__PROVIDED INFORMATION__:

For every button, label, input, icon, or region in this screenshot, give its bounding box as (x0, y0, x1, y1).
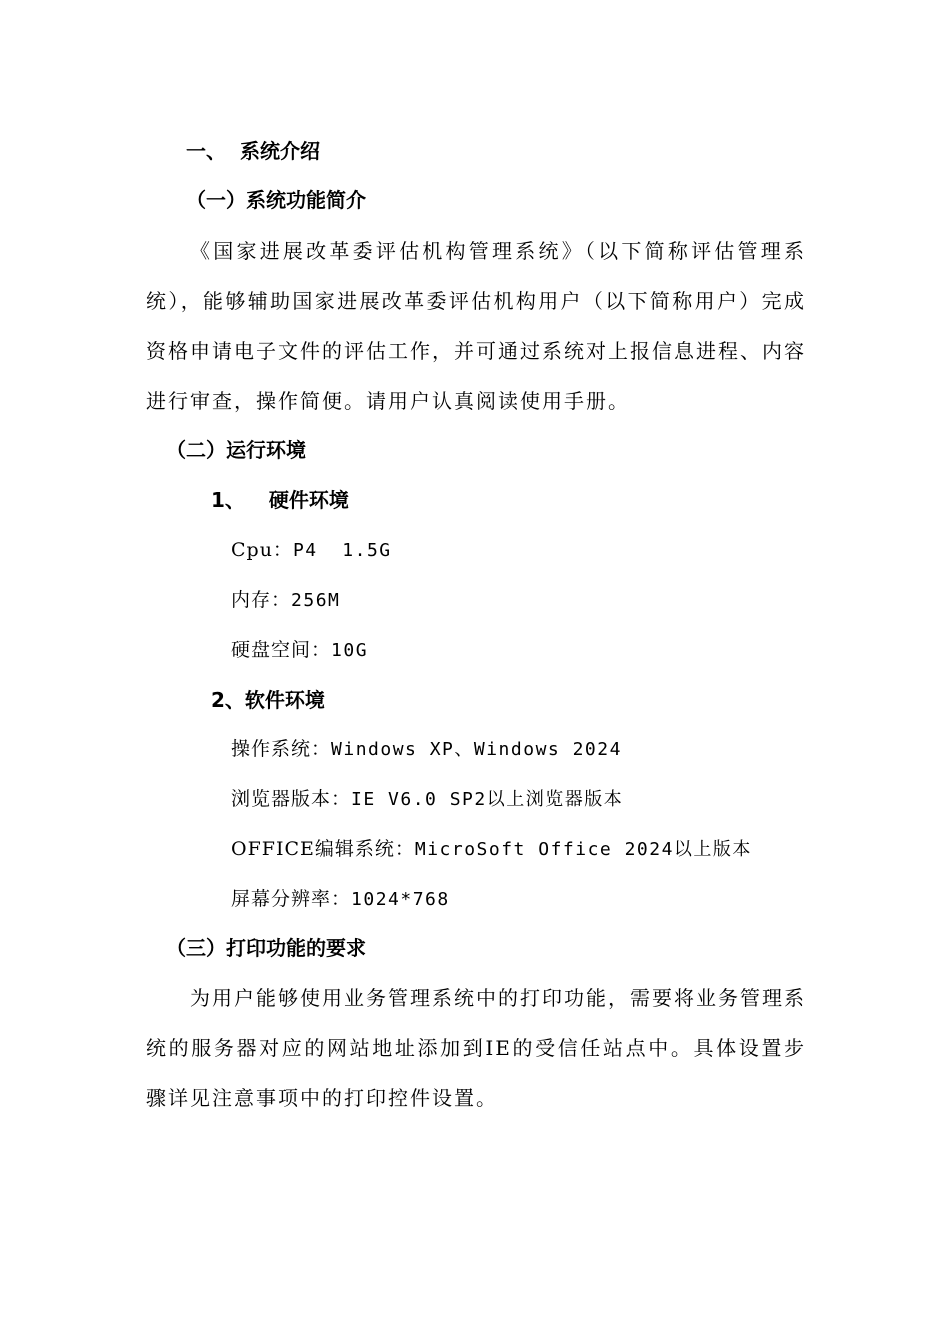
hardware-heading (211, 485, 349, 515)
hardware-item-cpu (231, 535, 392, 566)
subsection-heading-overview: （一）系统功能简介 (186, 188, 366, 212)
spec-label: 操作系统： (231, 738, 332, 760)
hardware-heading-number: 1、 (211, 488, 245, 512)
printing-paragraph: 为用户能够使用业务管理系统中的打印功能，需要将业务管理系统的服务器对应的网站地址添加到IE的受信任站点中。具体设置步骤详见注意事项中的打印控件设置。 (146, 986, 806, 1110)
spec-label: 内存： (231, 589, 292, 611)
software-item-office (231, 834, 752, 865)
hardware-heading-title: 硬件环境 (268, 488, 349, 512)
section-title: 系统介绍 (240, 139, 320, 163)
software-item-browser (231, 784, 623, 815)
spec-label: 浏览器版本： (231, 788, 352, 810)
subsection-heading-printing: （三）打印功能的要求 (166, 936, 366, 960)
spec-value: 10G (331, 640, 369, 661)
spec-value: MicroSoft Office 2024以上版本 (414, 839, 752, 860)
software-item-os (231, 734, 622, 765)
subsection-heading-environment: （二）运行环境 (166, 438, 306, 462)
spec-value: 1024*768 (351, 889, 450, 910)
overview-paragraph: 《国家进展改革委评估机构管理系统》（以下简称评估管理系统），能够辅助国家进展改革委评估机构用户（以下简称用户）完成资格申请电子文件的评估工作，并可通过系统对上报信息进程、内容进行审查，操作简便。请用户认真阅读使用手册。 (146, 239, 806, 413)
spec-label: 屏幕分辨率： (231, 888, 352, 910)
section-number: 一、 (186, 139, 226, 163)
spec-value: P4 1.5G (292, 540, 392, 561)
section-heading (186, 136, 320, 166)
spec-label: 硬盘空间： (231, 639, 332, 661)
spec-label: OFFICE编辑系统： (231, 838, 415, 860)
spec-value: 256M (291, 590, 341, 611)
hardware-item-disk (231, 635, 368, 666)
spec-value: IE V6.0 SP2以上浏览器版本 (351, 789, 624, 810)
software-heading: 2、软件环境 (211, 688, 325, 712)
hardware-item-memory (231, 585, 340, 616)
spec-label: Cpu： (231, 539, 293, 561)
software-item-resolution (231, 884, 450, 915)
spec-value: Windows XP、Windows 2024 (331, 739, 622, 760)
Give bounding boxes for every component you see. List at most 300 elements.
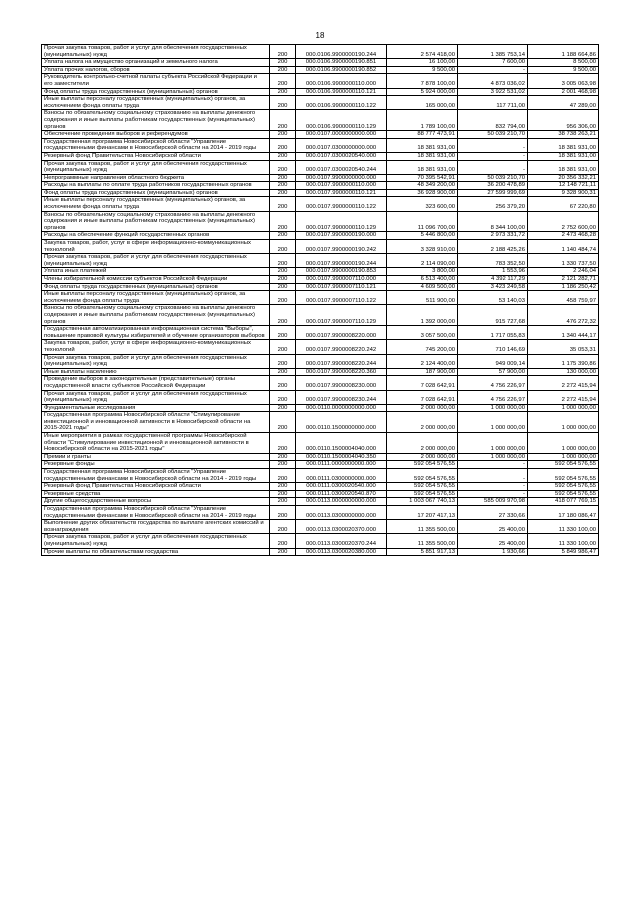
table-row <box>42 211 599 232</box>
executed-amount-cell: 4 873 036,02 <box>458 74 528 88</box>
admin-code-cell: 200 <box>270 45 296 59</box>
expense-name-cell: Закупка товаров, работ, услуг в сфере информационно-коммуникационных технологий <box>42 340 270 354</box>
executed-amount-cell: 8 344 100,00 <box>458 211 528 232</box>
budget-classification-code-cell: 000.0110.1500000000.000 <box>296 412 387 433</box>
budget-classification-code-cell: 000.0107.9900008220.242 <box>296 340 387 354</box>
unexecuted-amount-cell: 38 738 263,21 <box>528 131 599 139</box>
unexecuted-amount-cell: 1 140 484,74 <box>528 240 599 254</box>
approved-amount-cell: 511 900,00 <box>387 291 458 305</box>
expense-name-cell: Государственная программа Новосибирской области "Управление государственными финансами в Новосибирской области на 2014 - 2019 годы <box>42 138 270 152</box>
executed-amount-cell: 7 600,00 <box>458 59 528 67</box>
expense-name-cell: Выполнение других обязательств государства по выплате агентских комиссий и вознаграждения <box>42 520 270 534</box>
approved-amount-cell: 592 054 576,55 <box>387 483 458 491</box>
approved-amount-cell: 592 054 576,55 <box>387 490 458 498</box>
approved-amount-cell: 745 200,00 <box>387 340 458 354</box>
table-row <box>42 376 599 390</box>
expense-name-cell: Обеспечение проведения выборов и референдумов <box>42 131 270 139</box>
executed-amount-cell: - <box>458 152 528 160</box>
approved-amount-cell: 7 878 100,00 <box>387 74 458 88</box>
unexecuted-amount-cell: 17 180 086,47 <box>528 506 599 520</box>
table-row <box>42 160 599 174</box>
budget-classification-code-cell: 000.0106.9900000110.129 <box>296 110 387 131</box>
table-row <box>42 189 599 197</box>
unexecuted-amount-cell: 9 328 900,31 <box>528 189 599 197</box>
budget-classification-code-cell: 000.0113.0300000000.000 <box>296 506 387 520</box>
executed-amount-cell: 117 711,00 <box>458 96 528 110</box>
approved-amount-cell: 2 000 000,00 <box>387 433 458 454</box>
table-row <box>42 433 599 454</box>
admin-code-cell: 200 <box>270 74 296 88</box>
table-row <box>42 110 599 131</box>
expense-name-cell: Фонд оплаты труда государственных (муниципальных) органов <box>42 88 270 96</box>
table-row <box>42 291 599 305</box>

__WRITTEN INSTRUCTION__: Copy every row above word for word, but leave out the pictures.

__PROBLEM SOLUTION__:
For every button, label, input, icon, or region in this screenshot, give its bounding box as (x0, y0, x1, y1).
hardware-heading (211, 485, 349, 515)
hardware-item-cpu (231, 535, 392, 566)
subsection-heading-overview: （一）系统功能简介 (186, 188, 366, 212)
spec-label: 操作系统： (231, 738, 332, 760)
hardware-heading-number: 1、 (211, 488, 245, 512)
printing-paragraph: 为用户能够使用业务管理系统中的打印功能，需要将业务管理系统的服务器对应的网站地址添加到IE的受信任站点中。具体设置步骤详见注意事项中的打印控件设置。 (146, 986, 806, 1110)
spec-label: 内存： (231, 589, 292, 611)
software-item-office (231, 834, 752, 865)
hardware-heading-title: 硬件环境 (268, 488, 349, 512)
section-title: 系统介绍 (240, 139, 320, 163)
software-item-browser (231, 784, 623, 815)
spec-label: 浏览器版本： (231, 788, 352, 810)
subsection-heading-printing: （三）打印功能的要求 (166, 936, 366, 960)
spec-value: 10G (331, 640, 369, 661)
spec-value: MicroSoft Office 2024以上版本 (414, 839, 752, 860)
software-item-os (231, 734, 622, 765)
subsection-heading-environment: （二）运行环境 (166, 438, 306, 462)
spec-value: 1024*768 (351, 889, 450, 910)
overview-paragraph: 《国家进展改革委评估机构管理系统》（以下简称评估管理系统），能够辅助国家进展改革委评估机构用户（以下简称用户）完成资格申请电子文件的评估工作，并可通过系统对上报信息进程、内容进行审查，操作简便。请用户认真阅读使用手册。 (146, 239, 806, 413)
spec-label: 屏幕分辨率： (231, 888, 352, 910)
section-number: 一、 (186, 139, 226, 163)
spec-value: P4 1.5G (292, 540, 392, 561)
section-heading (186, 136, 320, 166)
spec-label: 硬盘空间： (231, 639, 332, 661)
spec-label: OFFICE编辑系统： (231, 838, 415, 860)
spec-value: 256M (291, 590, 341, 611)
hardware-item-disk (231, 635, 368, 666)
spec-value: IE V6.0 SP2以上浏览器版本 (351, 789, 624, 810)
software-heading: 2、软件环境 (211, 688, 325, 712)
hardware-item-memory (231, 585, 340, 616)
spec-label: Cpu： (231, 539, 293, 561)
software-item-resolution (231, 884, 450, 915)
spec-value: Windows XP、Windows 2024 (331, 739, 622, 760)
Give bounding boxes for every component you see. List at most 300 elements.
table-row <box>42 211 599 232</box>
executed-amount-cell: 4 873 036,02 <box>458 74 528 88</box>
admin-code-cell: 200 <box>270 45 296 59</box>
expense-name-cell: Закупка товаров, работ, услуг в сфере информационно-коммуникационных технологий <box>42 340 270 354</box>
executed-amount-cell: 8 344 100,00 <box>458 211 528 232</box>
budget-classification-code-cell: 000.0110.1500000000.000 <box>296 412 387 433</box>
budget-classification-code-cell: 000.0107.9900008220.242 <box>296 340 387 354</box>
unexecuted-amount-cell: 38 738 263,21 <box>528 131 599 139</box>
unexecuted-amount-cell: 1 140 484,74 <box>528 240 599 254</box>
approved-amount-cell: 511 900,00 <box>387 291 458 305</box>
expense-name-cell: Государственная программа Новосибирской области "Управление государственными финансами в Новосибирской области на 2014 - 2019 годы <box>42 138 270 152</box>
executed-amount-cell: 7 600,00 <box>458 59 528 67</box>
expense-name-cell: Выполнение других обязательств государства по выплате агентских комиссий и вознаграждения <box>42 520 270 534</box>
approved-amount-cell: 592 054 576,55 <box>387 483 458 491</box>
approved-amount-cell: 592 054 576,55 <box>387 490 458 498</box>
approved-amount-cell: 745 200,00 <box>387 340 458 354</box>
table-row <box>42 376 599 390</box>
expense-name-cell: Обеспечение проведения выборов и референдумов <box>42 131 270 139</box>
executed-amount-cell: - <box>458 152 528 160</box>
approved-amount-cell: 7 878 100,00 <box>387 74 458 88</box>
unexecuted-amount-cell: 17 180 086,47 <box>528 506 599 520</box>
table-row <box>42 160 599 174</box>
budget-classification-code-cell: 000.0106.9900000110.129 <box>296 110 387 131</box>
table-row <box>42 189 599 197</box>
unexecuted-amount-cell: 9 328 900,31 <box>528 189 599 197</box>
budget-classification-code-cell: 000.0113.0300000000.000 <box>296 506 387 520</box>
executed-amount-cell: 117 711,00 <box>458 96 528 110</box>
approved-amount-cell: 2 000 000,00 <box>387 433 458 454</box>
table-row <box>42 433 599 454</box>
admin-code-cell: 200 <box>270 74 296 88</box>
table-row <box>42 110 599 131</box>
expense-name-cell: Фонд оплаты труда государственных (муниципальных) органов <box>42 88 270 96</box>
table-row <box>42 291 599 305</box>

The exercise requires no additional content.